____ Information given

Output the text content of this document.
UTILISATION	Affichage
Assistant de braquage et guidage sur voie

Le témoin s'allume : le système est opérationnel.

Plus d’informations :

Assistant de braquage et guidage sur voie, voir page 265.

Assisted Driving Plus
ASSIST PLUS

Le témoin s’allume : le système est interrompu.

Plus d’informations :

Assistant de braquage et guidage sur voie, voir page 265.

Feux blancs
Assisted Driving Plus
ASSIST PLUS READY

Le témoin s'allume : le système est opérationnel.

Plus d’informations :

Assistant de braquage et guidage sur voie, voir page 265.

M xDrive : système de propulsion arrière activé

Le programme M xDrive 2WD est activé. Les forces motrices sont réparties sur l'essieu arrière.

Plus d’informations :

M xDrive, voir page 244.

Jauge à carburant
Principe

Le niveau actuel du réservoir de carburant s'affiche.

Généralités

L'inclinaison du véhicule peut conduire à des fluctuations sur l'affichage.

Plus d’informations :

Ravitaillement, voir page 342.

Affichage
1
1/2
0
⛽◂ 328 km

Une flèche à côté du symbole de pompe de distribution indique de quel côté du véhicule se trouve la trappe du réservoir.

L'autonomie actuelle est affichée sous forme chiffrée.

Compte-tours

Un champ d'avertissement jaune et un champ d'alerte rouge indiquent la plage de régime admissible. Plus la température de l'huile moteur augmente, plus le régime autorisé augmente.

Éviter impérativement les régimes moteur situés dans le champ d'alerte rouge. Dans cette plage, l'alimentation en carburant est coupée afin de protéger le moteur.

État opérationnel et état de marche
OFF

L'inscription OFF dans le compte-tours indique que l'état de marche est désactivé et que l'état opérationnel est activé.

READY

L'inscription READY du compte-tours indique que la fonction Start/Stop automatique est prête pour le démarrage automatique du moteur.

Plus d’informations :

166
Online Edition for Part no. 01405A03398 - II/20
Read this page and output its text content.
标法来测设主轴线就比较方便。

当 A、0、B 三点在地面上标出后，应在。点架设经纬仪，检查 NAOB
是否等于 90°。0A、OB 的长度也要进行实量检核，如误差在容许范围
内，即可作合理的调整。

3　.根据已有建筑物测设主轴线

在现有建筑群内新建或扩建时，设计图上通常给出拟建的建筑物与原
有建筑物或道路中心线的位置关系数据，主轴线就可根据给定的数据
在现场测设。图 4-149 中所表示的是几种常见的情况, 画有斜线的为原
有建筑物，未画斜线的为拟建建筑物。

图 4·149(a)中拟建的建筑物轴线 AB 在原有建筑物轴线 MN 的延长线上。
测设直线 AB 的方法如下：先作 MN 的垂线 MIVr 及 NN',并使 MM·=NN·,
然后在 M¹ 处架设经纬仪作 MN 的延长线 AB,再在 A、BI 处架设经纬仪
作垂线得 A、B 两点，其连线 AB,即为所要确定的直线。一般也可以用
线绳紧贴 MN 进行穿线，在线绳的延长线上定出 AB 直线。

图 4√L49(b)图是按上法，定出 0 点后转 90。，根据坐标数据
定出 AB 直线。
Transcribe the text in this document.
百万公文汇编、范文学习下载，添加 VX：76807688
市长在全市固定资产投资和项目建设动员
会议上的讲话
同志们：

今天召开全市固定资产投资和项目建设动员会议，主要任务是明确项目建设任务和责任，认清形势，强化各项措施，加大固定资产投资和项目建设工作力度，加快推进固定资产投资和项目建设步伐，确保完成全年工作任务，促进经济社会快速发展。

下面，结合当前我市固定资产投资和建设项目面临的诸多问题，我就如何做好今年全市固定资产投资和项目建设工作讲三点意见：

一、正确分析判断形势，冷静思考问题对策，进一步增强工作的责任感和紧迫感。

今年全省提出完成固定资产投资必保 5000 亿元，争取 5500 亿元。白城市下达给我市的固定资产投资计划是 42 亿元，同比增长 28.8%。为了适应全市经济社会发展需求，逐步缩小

________

### Goal of the exercise
From the entries, report each line that includes the word "moteur".

### Task result
Un champ d'avertissement jaune et un champ d'alerte rouge indiquent la plage de régime admissible. Plus la température de l'huile moteur augmente, plus le régime autorisé augmente.
Éviter impérativement les régimes moteur situés dans le champ d'alerte rouge. Dans cette plage, l'alimentation en carburant est coupée afin de protéger le moteur.
L'inscription READY du compte-tours indique que la fonction Start/Stop automatique est prête pour le démarrage automatique du moteur.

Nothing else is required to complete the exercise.